-- start --
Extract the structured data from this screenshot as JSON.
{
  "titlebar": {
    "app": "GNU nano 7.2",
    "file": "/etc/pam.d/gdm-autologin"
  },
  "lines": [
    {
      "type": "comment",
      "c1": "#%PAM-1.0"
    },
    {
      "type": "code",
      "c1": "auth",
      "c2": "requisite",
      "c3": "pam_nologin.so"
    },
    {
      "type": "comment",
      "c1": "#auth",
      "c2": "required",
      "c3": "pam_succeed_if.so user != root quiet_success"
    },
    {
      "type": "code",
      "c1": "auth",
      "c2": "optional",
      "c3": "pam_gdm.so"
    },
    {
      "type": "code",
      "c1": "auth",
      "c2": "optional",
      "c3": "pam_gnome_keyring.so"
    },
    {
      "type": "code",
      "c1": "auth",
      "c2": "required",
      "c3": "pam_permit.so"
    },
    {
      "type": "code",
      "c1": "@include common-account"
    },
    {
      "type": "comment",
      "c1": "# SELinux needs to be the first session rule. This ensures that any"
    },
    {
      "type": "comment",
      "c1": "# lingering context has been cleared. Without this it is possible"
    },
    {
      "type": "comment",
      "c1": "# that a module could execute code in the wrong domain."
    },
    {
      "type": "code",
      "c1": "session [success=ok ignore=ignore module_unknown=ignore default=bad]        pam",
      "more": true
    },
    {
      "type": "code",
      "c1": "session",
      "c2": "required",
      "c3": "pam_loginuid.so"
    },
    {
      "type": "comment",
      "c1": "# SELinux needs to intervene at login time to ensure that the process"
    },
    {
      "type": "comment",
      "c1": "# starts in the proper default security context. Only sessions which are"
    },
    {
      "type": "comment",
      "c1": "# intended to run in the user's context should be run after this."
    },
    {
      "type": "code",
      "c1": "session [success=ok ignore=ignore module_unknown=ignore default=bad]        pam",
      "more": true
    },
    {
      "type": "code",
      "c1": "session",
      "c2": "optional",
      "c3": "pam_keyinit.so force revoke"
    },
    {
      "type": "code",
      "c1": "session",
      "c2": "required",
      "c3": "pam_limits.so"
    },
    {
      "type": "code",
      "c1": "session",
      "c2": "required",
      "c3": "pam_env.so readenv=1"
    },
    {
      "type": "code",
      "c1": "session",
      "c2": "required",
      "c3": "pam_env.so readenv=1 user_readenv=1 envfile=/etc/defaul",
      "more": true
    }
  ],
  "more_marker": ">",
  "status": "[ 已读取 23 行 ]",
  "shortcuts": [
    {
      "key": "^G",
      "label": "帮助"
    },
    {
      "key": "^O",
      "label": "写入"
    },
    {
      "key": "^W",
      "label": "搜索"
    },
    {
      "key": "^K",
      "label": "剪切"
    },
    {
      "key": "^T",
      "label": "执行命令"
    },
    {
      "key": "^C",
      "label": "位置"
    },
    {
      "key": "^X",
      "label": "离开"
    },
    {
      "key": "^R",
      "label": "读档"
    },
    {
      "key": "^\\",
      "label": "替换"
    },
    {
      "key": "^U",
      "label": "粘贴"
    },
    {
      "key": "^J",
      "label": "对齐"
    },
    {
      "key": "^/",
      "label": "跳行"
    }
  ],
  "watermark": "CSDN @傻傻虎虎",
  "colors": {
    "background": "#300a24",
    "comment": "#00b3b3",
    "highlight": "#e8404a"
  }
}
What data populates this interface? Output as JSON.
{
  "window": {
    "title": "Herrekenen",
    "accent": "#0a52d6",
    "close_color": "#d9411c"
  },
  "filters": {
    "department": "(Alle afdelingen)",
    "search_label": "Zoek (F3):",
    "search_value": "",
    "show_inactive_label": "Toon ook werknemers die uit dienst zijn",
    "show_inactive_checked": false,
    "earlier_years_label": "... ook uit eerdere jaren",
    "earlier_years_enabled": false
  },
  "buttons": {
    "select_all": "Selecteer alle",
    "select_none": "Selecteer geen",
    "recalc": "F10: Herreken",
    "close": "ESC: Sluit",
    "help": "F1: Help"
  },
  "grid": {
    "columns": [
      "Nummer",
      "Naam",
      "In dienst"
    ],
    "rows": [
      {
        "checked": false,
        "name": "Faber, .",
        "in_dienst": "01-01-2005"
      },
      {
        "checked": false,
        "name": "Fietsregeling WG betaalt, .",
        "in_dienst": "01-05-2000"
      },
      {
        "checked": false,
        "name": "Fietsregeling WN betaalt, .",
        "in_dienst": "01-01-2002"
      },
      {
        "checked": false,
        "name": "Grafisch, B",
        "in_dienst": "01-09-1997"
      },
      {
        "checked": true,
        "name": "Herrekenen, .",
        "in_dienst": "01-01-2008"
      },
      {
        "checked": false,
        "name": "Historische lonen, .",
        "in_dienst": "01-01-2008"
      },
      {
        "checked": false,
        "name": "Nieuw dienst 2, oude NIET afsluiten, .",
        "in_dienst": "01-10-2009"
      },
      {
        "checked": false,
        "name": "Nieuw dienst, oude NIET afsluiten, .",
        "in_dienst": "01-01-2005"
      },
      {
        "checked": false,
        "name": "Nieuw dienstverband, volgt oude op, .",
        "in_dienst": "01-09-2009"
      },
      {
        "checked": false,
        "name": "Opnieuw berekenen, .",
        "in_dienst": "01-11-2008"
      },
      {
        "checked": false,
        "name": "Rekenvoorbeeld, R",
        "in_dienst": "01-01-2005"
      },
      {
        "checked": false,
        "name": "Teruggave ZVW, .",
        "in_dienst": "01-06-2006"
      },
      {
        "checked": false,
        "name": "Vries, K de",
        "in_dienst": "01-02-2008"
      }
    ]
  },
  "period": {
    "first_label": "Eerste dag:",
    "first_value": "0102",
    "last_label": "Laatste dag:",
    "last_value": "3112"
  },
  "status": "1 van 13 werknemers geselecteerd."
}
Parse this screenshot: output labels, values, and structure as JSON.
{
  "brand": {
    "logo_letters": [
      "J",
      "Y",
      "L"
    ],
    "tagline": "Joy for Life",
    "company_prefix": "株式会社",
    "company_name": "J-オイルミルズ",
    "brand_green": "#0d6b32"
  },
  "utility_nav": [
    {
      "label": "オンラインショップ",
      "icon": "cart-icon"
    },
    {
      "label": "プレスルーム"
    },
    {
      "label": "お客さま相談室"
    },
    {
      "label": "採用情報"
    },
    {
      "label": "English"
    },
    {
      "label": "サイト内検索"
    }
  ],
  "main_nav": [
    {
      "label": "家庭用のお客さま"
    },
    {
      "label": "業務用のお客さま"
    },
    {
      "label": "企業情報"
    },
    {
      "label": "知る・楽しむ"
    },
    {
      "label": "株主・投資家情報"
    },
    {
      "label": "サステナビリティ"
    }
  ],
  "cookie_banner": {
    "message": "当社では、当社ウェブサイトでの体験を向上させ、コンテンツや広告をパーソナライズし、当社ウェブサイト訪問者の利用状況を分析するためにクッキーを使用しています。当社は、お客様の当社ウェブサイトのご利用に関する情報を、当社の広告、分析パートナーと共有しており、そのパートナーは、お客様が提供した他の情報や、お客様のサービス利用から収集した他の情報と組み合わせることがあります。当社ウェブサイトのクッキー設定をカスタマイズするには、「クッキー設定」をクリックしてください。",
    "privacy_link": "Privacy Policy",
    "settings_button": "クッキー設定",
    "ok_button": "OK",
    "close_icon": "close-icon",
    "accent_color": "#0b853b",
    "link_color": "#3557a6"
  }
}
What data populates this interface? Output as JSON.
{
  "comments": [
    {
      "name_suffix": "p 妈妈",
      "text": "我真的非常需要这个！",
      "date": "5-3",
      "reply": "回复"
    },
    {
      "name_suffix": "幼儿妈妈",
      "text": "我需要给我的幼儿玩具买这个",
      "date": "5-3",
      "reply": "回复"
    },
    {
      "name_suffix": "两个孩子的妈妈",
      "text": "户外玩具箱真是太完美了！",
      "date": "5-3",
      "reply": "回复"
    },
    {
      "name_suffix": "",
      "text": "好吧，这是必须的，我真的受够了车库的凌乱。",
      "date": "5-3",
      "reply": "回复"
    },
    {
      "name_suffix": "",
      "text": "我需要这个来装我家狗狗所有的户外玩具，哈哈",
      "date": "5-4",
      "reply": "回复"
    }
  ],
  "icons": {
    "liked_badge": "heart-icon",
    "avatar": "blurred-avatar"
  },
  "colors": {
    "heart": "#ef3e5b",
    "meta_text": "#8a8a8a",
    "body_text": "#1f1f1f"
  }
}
-- end --
## Exercise task
All lines that include "oude" are to be gathered and copied.

## Output
        "name": "Nieuw dienst 2, oude NIET afsluiten, .",
        "name": "Nieuw dienst, oude NIET afsluiten, .",
        "name": "Nieuw dienstverband, volgt oude op, .",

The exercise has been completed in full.